** START SUPPLIED DATA **

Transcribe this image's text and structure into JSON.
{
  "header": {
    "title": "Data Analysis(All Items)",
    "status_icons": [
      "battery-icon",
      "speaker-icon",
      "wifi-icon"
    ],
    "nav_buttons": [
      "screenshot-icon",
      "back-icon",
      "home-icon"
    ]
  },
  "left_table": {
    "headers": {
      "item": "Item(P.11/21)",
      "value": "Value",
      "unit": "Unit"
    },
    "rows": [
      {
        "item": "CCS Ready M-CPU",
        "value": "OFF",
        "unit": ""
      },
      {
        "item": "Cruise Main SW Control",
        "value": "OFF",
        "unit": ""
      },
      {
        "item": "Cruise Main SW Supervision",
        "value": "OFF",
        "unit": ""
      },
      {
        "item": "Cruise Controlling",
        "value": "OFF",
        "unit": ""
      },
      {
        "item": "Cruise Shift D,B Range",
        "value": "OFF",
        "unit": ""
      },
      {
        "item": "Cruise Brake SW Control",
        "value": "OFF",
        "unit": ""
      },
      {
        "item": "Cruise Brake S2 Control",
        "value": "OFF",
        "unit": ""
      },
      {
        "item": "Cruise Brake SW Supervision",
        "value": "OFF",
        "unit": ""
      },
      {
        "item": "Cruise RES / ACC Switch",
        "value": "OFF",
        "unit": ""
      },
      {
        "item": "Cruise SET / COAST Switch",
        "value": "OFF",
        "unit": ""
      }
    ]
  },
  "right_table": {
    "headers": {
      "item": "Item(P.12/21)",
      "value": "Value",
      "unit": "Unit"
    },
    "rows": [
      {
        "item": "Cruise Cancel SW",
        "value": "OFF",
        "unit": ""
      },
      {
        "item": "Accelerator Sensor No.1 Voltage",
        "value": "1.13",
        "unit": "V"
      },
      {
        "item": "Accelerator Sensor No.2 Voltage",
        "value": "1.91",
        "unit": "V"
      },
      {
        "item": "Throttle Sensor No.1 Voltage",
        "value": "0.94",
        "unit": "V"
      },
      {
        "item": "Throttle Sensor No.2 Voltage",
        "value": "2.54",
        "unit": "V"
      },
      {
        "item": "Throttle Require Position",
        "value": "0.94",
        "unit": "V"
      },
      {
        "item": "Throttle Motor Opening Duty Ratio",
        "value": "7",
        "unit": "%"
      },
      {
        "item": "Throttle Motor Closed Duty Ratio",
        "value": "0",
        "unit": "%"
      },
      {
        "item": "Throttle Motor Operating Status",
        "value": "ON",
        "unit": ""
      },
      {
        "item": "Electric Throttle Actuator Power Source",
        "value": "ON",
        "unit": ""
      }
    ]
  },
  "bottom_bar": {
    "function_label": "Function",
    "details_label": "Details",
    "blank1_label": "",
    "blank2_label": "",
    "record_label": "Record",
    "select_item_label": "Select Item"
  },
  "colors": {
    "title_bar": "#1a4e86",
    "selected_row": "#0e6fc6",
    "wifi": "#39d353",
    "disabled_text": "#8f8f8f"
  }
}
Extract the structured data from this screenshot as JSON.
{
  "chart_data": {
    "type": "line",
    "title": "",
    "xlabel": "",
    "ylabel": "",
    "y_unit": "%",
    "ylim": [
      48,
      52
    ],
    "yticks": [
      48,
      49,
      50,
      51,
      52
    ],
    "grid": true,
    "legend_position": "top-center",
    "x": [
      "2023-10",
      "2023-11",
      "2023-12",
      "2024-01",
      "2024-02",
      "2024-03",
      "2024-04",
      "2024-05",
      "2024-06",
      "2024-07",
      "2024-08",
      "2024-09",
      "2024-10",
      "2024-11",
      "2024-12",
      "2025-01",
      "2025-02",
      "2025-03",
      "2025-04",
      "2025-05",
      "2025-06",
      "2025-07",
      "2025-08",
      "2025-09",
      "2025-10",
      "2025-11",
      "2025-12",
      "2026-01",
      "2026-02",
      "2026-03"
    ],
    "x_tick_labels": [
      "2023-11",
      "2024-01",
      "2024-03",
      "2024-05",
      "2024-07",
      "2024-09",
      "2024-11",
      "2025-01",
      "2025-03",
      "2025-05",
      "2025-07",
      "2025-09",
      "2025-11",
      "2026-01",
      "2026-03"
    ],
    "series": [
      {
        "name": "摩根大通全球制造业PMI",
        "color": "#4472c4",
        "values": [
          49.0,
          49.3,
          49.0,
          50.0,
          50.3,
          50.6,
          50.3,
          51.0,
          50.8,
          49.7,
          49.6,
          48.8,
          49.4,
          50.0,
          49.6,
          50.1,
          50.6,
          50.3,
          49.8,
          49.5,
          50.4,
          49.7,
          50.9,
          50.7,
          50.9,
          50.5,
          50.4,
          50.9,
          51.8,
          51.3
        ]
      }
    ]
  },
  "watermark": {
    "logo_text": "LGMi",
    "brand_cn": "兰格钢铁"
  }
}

** END SUPPLIED DATA **

How many lines of the entries above hold the string "Switch"? Reply with the number alone.

2